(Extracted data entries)
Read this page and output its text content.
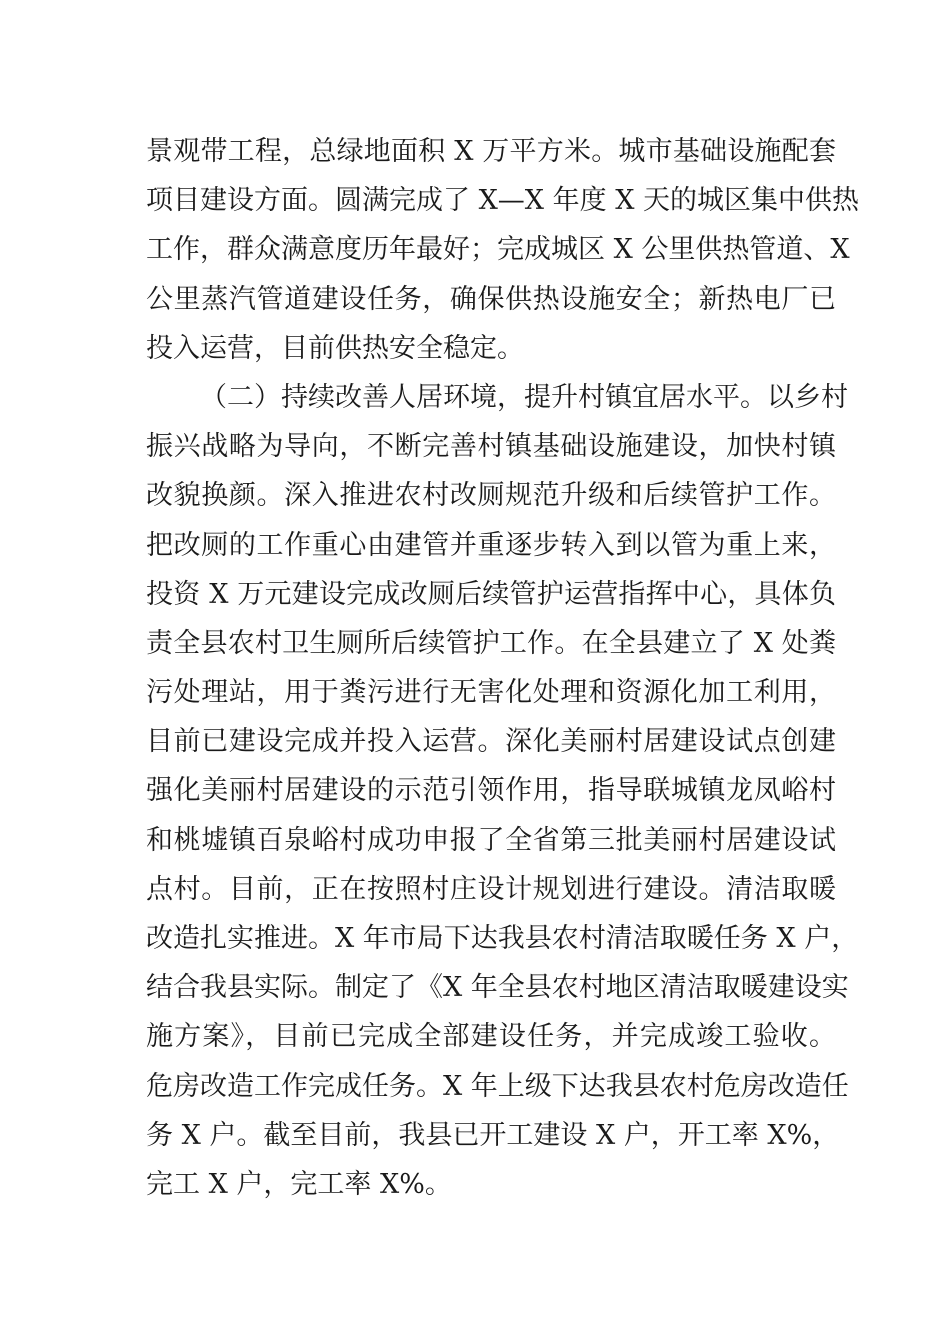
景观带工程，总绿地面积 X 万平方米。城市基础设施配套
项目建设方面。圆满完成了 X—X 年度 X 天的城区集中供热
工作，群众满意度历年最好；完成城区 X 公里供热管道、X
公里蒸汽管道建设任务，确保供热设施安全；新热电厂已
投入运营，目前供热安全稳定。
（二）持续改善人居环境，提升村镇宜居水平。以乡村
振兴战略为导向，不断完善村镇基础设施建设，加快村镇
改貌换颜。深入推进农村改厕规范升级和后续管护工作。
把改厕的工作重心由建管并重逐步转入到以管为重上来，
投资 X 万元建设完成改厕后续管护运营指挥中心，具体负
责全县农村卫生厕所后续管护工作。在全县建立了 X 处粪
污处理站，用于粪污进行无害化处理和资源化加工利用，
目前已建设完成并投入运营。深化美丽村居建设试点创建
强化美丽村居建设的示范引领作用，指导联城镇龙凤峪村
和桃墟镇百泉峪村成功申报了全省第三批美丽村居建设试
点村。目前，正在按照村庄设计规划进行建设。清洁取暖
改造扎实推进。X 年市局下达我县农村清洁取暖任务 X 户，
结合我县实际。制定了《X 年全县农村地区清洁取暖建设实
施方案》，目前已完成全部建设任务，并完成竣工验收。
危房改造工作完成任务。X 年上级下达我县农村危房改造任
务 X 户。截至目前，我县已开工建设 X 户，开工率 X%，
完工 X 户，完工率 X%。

* * *

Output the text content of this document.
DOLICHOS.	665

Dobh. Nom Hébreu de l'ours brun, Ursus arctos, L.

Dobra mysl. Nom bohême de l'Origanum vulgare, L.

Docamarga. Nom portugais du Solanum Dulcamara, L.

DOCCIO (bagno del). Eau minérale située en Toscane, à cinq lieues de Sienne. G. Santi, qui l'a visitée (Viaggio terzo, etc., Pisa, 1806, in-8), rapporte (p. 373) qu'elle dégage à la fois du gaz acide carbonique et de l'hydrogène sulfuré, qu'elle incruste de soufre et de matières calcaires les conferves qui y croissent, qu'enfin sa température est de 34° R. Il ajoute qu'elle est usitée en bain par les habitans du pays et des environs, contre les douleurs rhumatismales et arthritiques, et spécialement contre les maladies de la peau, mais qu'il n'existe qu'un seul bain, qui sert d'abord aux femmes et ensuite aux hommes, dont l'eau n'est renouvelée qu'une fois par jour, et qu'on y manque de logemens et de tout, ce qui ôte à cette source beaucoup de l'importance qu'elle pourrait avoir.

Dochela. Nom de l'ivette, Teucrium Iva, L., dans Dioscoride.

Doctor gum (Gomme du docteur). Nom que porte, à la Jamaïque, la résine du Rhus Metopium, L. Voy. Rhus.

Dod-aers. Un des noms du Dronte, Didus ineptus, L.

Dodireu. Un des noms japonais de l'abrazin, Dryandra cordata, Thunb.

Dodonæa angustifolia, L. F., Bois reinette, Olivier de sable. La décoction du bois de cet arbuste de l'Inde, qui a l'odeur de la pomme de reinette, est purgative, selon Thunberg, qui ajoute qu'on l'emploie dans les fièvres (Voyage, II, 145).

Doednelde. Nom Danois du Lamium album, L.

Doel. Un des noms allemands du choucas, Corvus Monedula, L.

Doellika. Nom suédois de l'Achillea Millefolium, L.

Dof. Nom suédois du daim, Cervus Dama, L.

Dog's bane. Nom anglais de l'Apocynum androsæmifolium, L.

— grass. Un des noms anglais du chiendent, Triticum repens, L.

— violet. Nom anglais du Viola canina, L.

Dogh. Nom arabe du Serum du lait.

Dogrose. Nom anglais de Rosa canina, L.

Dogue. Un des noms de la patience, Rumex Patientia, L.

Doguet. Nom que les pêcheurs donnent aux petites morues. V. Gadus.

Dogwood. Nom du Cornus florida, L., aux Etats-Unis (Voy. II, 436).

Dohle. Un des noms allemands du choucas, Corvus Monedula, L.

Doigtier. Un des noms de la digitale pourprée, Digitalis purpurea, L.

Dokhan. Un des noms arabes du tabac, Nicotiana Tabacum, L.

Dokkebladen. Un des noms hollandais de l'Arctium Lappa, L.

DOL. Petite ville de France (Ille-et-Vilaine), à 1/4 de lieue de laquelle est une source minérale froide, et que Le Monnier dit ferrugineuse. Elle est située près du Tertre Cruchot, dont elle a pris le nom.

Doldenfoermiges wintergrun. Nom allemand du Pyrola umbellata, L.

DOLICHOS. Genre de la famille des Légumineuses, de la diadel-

What needs to be done — Across the records above, count the lines holding "canina" and reply with that number alone.

Response to the task — 2